**WHAT TO PRODUCE**
Select every line holding the word "image" and copy it.

**Dataset items**
START

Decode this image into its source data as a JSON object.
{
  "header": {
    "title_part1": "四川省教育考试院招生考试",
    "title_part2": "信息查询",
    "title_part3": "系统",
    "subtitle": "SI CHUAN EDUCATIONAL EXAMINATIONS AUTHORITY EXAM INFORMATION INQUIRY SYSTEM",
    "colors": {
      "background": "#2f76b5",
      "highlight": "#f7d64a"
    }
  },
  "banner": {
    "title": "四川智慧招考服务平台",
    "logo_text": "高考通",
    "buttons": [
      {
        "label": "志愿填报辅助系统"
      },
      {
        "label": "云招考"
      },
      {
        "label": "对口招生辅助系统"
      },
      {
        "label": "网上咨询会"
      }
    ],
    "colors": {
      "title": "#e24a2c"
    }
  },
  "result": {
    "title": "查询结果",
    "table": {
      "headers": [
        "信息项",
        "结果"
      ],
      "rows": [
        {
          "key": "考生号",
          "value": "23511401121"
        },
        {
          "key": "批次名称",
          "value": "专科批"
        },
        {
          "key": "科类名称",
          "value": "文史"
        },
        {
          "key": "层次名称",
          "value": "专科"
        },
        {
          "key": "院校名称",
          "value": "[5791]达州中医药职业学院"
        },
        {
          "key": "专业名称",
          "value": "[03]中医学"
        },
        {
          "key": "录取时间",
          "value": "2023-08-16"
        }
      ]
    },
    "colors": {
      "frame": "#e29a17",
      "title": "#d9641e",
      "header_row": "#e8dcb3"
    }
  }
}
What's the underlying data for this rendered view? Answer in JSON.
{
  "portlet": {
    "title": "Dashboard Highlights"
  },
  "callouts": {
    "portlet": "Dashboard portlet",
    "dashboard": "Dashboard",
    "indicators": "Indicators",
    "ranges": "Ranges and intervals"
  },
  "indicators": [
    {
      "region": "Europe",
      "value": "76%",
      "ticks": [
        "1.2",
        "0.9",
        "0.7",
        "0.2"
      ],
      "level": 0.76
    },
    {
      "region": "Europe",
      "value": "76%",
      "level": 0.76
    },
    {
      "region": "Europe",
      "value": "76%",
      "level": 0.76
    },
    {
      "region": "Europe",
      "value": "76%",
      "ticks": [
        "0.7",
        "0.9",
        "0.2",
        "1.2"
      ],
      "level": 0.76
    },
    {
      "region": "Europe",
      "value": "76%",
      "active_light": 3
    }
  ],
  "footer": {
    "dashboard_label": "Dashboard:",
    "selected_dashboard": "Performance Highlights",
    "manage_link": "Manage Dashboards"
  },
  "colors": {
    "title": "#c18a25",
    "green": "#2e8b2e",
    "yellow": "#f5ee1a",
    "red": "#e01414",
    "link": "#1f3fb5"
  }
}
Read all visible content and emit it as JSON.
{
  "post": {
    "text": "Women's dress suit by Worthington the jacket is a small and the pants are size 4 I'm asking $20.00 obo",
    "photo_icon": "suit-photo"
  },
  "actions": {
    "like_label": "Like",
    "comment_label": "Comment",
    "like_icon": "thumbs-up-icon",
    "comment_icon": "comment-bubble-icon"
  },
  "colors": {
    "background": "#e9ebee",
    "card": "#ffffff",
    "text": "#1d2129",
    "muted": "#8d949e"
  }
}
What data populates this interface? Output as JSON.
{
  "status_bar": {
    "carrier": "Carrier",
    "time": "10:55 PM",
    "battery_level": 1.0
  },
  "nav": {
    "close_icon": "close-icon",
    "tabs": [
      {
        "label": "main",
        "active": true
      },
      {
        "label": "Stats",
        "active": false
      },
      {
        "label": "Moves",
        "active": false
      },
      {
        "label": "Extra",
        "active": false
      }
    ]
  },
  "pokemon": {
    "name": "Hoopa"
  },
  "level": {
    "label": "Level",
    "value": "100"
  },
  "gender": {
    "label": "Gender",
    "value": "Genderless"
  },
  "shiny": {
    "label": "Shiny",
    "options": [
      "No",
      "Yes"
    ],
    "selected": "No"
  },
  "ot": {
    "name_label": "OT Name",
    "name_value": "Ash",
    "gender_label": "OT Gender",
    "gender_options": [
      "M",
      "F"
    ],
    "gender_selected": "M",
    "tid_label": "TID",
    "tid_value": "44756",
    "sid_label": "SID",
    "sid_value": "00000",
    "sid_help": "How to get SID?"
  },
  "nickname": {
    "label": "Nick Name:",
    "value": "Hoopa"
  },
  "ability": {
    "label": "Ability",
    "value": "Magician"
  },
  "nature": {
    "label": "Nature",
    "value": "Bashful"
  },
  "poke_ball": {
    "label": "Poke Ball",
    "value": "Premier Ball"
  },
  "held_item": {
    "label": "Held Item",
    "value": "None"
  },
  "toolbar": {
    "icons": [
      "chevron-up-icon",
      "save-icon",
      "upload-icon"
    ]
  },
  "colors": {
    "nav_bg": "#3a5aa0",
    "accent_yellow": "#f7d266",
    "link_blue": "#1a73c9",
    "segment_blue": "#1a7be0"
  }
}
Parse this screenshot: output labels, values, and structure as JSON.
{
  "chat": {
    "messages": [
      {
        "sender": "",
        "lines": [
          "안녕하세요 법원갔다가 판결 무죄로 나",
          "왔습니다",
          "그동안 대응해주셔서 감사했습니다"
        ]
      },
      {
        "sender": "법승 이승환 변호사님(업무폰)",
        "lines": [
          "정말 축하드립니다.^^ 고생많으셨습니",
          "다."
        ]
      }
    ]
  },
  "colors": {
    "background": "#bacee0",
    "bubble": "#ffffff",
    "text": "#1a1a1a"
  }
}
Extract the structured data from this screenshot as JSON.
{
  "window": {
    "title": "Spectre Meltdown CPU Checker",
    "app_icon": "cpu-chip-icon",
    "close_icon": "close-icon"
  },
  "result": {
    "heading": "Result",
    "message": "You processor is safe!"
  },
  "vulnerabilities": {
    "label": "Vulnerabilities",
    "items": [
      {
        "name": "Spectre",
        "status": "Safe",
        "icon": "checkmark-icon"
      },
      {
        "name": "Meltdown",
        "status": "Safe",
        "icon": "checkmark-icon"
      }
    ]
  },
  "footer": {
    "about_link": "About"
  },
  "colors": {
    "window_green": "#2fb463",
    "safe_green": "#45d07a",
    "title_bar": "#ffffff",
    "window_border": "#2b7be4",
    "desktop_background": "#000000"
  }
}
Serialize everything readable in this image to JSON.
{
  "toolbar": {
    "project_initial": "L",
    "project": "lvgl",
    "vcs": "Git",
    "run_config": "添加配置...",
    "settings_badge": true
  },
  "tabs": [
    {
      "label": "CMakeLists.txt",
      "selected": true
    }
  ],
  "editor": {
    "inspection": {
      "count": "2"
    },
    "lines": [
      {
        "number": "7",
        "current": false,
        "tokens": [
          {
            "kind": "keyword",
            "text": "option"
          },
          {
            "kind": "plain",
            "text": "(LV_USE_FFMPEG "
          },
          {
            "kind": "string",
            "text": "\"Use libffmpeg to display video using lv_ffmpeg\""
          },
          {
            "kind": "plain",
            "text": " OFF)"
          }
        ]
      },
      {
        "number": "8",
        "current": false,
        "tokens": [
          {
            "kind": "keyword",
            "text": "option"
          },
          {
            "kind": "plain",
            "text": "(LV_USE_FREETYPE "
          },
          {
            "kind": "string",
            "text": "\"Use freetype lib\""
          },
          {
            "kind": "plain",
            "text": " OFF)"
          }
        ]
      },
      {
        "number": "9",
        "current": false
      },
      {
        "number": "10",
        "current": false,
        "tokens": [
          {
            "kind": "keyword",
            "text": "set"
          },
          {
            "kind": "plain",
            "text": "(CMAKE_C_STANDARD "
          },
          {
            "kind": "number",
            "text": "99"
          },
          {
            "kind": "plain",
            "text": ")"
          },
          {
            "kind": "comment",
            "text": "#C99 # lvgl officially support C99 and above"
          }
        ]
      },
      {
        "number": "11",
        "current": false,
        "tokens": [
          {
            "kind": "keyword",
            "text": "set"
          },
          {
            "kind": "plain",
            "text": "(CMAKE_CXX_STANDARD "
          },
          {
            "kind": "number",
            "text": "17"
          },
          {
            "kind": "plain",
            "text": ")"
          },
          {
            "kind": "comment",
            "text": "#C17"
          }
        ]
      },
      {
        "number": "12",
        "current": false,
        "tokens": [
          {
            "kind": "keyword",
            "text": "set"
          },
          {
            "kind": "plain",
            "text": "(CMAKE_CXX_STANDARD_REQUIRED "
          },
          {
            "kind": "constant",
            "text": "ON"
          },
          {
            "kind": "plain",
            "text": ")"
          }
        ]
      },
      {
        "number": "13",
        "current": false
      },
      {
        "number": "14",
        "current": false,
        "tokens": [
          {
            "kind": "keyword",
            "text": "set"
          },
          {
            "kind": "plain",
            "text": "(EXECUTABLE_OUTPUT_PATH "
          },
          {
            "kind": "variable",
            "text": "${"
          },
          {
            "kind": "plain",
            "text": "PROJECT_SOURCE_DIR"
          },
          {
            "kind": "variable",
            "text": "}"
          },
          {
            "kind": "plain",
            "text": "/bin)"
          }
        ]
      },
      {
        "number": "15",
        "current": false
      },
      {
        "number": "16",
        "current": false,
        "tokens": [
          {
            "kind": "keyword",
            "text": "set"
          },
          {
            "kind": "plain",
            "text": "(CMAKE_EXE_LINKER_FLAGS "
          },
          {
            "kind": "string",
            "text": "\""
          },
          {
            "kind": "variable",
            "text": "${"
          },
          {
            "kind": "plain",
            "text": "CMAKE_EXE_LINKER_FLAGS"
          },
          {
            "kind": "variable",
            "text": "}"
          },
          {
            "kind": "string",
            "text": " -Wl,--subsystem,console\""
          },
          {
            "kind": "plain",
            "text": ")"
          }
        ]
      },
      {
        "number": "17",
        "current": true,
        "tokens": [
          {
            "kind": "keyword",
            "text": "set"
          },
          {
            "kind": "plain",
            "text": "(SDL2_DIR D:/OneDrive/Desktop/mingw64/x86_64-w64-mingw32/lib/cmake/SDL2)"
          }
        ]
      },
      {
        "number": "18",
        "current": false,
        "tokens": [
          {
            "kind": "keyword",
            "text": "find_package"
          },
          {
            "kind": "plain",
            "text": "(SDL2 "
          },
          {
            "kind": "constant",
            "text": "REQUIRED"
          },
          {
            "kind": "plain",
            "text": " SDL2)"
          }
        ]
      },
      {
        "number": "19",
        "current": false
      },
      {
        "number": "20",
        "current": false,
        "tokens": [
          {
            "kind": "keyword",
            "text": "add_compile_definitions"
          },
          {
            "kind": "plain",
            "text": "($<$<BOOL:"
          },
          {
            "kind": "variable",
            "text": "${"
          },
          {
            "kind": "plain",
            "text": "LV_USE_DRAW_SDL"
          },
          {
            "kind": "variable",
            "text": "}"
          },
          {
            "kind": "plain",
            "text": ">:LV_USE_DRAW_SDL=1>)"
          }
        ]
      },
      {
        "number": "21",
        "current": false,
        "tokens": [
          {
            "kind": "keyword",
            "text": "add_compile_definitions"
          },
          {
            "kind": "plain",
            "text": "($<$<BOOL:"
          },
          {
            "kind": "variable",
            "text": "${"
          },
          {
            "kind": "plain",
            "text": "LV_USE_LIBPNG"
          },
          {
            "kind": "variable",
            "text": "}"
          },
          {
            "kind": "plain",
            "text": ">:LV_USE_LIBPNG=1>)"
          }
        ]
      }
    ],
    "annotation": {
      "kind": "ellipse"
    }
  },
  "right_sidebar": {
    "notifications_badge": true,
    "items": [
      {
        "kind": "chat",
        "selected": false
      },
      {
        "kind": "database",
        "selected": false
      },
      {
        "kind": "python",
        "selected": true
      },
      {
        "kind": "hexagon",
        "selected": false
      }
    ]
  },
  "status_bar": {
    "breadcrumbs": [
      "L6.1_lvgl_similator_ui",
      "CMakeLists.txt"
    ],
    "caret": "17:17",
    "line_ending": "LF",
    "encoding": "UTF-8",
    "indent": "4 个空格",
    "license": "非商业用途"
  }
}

END

**SOLUTION FOR THIS EXERCISE**
Decode this image into its source data as a JSON object.
Serialize everything readable in this image to JSON.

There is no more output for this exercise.